§ What to produce
Reproduce the records below exactly as they appear, omitting any pictures they contain.

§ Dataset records

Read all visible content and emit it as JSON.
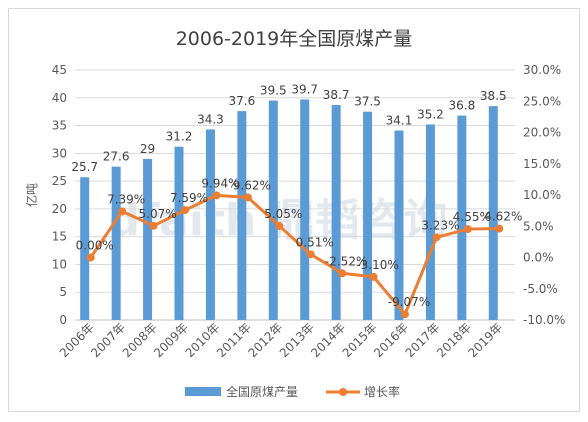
{
  "chart_data": {
    "type": "bar-line",
    "title": "2006-2019年全国原煤产量",
    "ylabel": "亿吨",
    "categories": [
      "2006年",
      "2007年",
      "2008年",
      "2009年",
      "2010年",
      "2011年",
      "2012年",
      "2013年",
      "2014年",
      "2015年",
      "2016年",
      "2017年",
      "2018年",
      "2019年"
    ],
    "series": [
      {
        "name": "全国原煤产量",
        "kind": "bar",
        "axis": "left",
        "color": "#5b9bd5",
        "values": [
          25.7,
          27.6,
          29,
          31.2,
          34.3,
          37.6,
          39.5,
          39.7,
          38.7,
          37.5,
          34.1,
          35.2,
          36.8,
          38.5
        ],
        "labels": [
          "25.7",
          "27.6",
          "29",
          "31.2",
          "34.3",
          "37.6",
          "39.5",
          "39.7",
          "38.7",
          "37.5",
          "34.1",
          "35.2",
          "36.8",
          "38.5"
        ]
      },
      {
        "name": "增长率",
        "kind": "line",
        "axis": "right",
        "color": "#ed7d31",
        "values": [
          0.0,
          7.39,
          5.07,
          7.59,
          9.94,
          9.62,
          5.05,
          0.51,
          -2.52,
          -3.1,
          -9.07,
          3.23,
          4.55,
          4.62
        ],
        "labels": [
          "0.00%",
          "7.39%",
          "5.07%",
          "7.59%",
          "9.94%",
          "9.62%",
          "5.05%",
          "0.51%",
          "-2.52%",
          "-3.10%",
          "-9.07%",
          "3.23%",
          "4.55%",
          "4.62%"
        ]
      }
    ],
    "ylim_left": [
      0,
      45
    ],
    "yticks_left": [
      "0",
      "5",
      "10",
      "15",
      "20",
      "25",
      "30",
      "35",
      "40",
      "45"
    ],
    "ylim_right": [
      -10,
      30
    ],
    "yticks_right": [
      "-10.0%",
      "-5.0%",
      "0.0%",
      "5.0%",
      "10.0%",
      "15.0%",
      "20.0%",
      "25.0%",
      "30.0%"
    ],
    "grid": true,
    "legend_position": "bottom",
    "watermark": "dfaith 鼎韬咨询"
  }
}
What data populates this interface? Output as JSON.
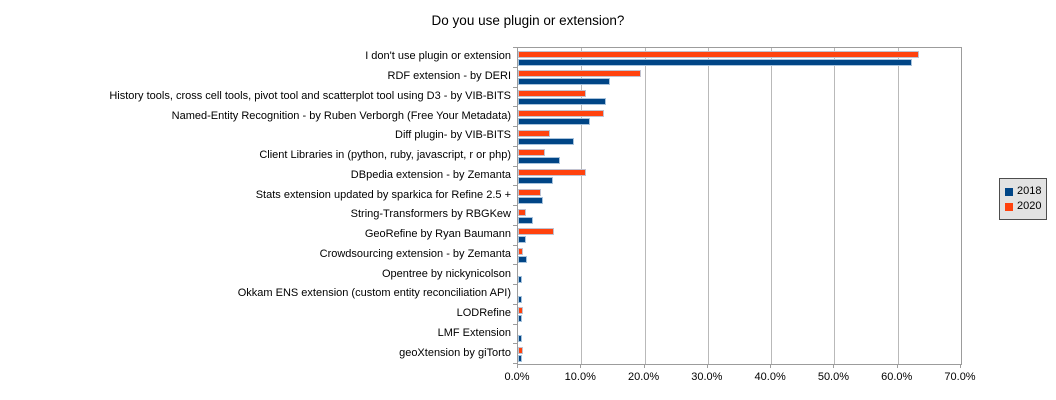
{
  "title": "Do you use plugin or extension?",
  "colors": {
    "series_2018": "#004586",
    "series_2020": "#FF420E",
    "bar_edge": "#bad0e6",
    "gridline": "#b9b9b9",
    "axis": "#9c9c9c",
    "legend_bg": "#e2e2e2",
    "legend_border": "#4d4d4d"
  },
  "legend": {
    "position": "right",
    "items": [
      {
        "label": "2018",
        "color": "#004586"
      },
      {
        "label": "2020",
        "color": "#FF420E"
      }
    ]
  },
  "chart_data": {
    "type": "bar",
    "orientation": "horizontal",
    "title": "Do you use plugin or extension?",
    "xlabel": "",
    "ylabel": "",
    "xlim": [
      0,
      70
    ],
    "x_tick_values": [
      0,
      10,
      20,
      30,
      40,
      50,
      60,
      70
    ],
    "x_tick_labels": [
      "0.0%",
      "10.0%",
      "20.0%",
      "30.0%",
      "40.0%",
      "50.0%",
      "60.0%",
      "70.0%"
    ],
    "grid": true,
    "value_unit": "%",
    "categories": [
      "I don't use plugin or extension",
      "RDF extension - by DERI",
      "History tools, cross cell tools, pivot tool and scatterplot tool using D3 - by VIB-BITS",
      "Named-Entity Recognition - by Ruben Verborgh (Free Your Metadata)",
      "Diff plugin- by VIB-BITS",
      "Client Libraries in (python, ruby, javascript, r or php)",
      "DBpedia extension - by Zemanta",
      "Stats extension updated by sparkica for Refine 2.5 +",
      "String-Transformers by RBGKew",
      "GeoRefine by Ryan Baumann",
      "Crowdsourcing extension - by Zemanta",
      "Opentree by nickynicolson",
      "Okkam ENS extension (custom entity reconciliation API)",
      "LODRefine",
      "LMF Extension",
      "geoXtension by giTorto"
    ],
    "series": [
      {
        "name": "2018",
        "color": "#004586",
        "values": [
          62.3,
          14.6,
          13.9,
          11.3,
          8.9,
          6.6,
          5.6,
          4.0,
          2.3,
          1.3,
          1.5,
          0.7,
          0.7,
          0.7,
          0.7,
          0.7
        ]
      },
      {
        "name": "2020",
        "color": "#FF420E",
        "values": [
          63.4,
          19.5,
          10.8,
          13.6,
          5.0,
          4.2,
          10.8,
          3.6,
          1.2,
          5.7,
          0.8,
          0,
          0,
          0.8,
          0,
          0.8
        ]
      }
    ],
    "draw_order_note": "2020 bar drawn above 2018 bar within each category group"
  }
}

§ Exercise output
Read all visible content and emit it as JSON.
{
  "chart_data": {
    "type": "bar-line",
    "title": "2006-2019年全国原煤产量",
    "ylabel": "亿吨",
    "categories": [
      "2006年",
      "2007年",
      "2008年",
      "2009年",
      "2010年",
      "2011年",
      "2012年",
      "2013年",
      "2014年",
      "2015年",
      "2016年",
      "2017年",
      "2018年",
      "2019年"
    ],
    "series": [
      {
        "name": "全国原煤产量",
        "kind": "bar",
        "axis": "left",
        "color": "#5b9bd5",
        "values": [
          25.7,
          27.6,
          29,
          31.2,
          34.3,
          37.6,
          39.5,
          39.7,
          38.7,
          37.5,
          34.1,
          35.2,
          36.8,
          38.5
        ],
        "labels": [
          "25.7",
          "27.6",
          "29",
          "31.2",
          "34.3",
          "37.6",
          "39.5",
          "39.7",
          "38.7",
          "37.5",
          "34.1",
          "35.2",
          "36.8",
          "38.5"
        ]
      },
      {
        "name": "增长率",
        "kind": "line",
        "axis": "right",
        "color": "#ed7d31",
        "values": [
          0.0,
          7.39,
          5.07,
          7.59,
          9.94,
          9.62,
          5.05,
          0.51,
          -2.52,
          -3.1,
          -9.07,
          3.23,
          4.55,
          4.62
        ],
        "labels": [
          "0.00%",
          "7.39%",
          "5.07%",
          "7.59%",
          "9.94%",
          "9.62%",
          "5.05%",
          "0.51%",
          "-2.52%",
          "-3.10%",
          "-9.07%",
          "3.23%",
          "4.55%",
          "4.62%"
        ]
      }
    ],
    "ylim_left": [
      0,
      45
    ],
    "yticks_left": [
      "0",
      "5",
      "10",
      "15",
      "20",
      "25",
      "30",
      "35",
      "40",
      "45"
    ],
    "ylim_right": [
      -10,
      30
    ],
    "yticks_right": [
      "-10.0%",
      "-5.0%",
      "0.0%",
      "5.0%",
      "10.0%",
      "15.0%",
      "20.0%",
      "25.0%",
      "30.0%"
    ],
    "grid": true,
    "legend_position": "bottom",
    "watermark": "dfaith 鼎韬咨询"
  }
}
What data populates this interface? Output as JSON.
{
  "title": "Do you use plugin or extension?",
  "colors": {
    "series_2018": "#004586",
    "series_2020": "#FF420E",
    "bar_edge": "#bad0e6",
    "gridline": "#b9b9b9",
    "axis": "#9c9c9c",
    "legend_bg": "#e2e2e2",
    "legend_border": "#4d4d4d"
  },
  "legend": {
    "position": "right",
    "items": [
      {
        "label": "2018",
        "color": "#004586"
      },
      {
        "label": "2020",
        "color": "#FF420E"
      }
    ]
  },
  "chart_data": {
    "type": "bar",
    "orientation": "horizontal",
    "title": "Do you use plugin or extension?",
    "xlabel": "",
    "ylabel": "",
    "xlim": [
      0,
      70
    ],
    "x_tick_values": [
      0,
      10,
      20,
      30,
      40,
      50,
      60,
      70
    ],
    "x_tick_labels": [
      "0.0%",
      "10.0%",
      "20.0%",
      "30.0%",
      "40.0%",
      "50.0%",
      "60.0%",
      "70.0%"
    ],
    "grid": true,
    "value_unit": "%",
    "categories": [
      "I don't use plugin or extension",
      "RDF extension - by DERI",
      "History tools, cross cell tools, pivot tool and scatterplot tool using D3 - by VIB-BITS",
      "Named-Entity Recognition - by Ruben Verborgh (Free Your Metadata)",
      "Diff plugin- by VIB-BITS",
      "Client Libraries in (python, ruby, javascript, r or php)",
      "DBpedia extension - by Zemanta",
      "Stats extension updated by sparkica for Refine 2.5 +",
      "String-Transformers by RBGKew",
      "GeoRefine by Ryan Baumann",
      "Crowdsourcing extension - by Zemanta",
      "Opentree by nickynicolson",
      "Okkam ENS extension (custom entity reconciliation API)",
      "LODRefine",
      "LMF Extension",
      "geoXtension by giTorto"
    ],
    "series": [
      {
        "name": "2018",
        "color": "#004586",
        "values": [
          62.3,
          14.6,
          13.9,
          11.3,
          8.9,
          6.6,
          5.6,
          4.0,
          2.3,
          1.3,
          1.5,
          0.7,
          0.7,
          0.7,
          0.7,
          0.7
        ]
      },
      {
        "name": "2020",
        "color": "#FF420E",
        "values": [
          63.4,
          19.5,
          10.8,
          13.6,
          5.0,
          4.2,
          10.8,
          3.6,
          1.2,
          5.7,
          0.8,
          0,
          0,
          0.8,
          0,
          0.8
        ]
      }
    ],
    "draw_order_note": "2020 bar drawn above 2018 bar within each category group"
  }
}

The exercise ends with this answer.